Problem details →
Return the records that follow unaltered. Omit every picture.

+++ Records for processing

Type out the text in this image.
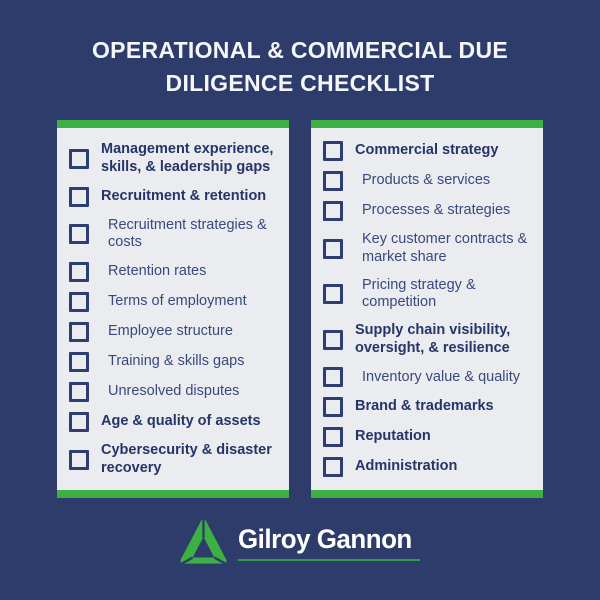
OPERATIONAL & COMMERCIAL DUE DILIGENCE CHECKLIST
Management experience, skills, & leadership gaps
Recruitment & retention
Recruitment strategies & costs
Retention rates
Terms of employment
Employee structure
Training & skills gaps
Unresolved disputes
Age & quality of assets
Cybersecurity & disaster recovery
Commercial strategy
Products & services
Processes & strategies
Key customer contracts & market share
Pricing strategy & competition
Supply chain visibility, oversight, & resilience
Inventory value & quality
Brand & trademarks
Reputation
Administration
Gilroy Gannon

++++++

Complete answer →
Type out the text in this image.
OPERATIONAL & COMMERCIAL DUE DILIGENCE CHECKLIST
Management experience, skills, & leadership gaps
Recruitment & retention
Recruitment strategies & costs
Retention rates
Terms of employment
Employee structure
Training & skills gaps
Unresolved disputes
Age & quality of assets
Cybersecurity & disaster recovery
Commercial strategy
Products & services
Processes & strategies
Key customer contracts & market share
Pricing strategy & competition
Supply chain visibility, oversight, & resilience
Inventory value & quality
Brand & trademarks
Reputation
Administration
Gilroy Gannon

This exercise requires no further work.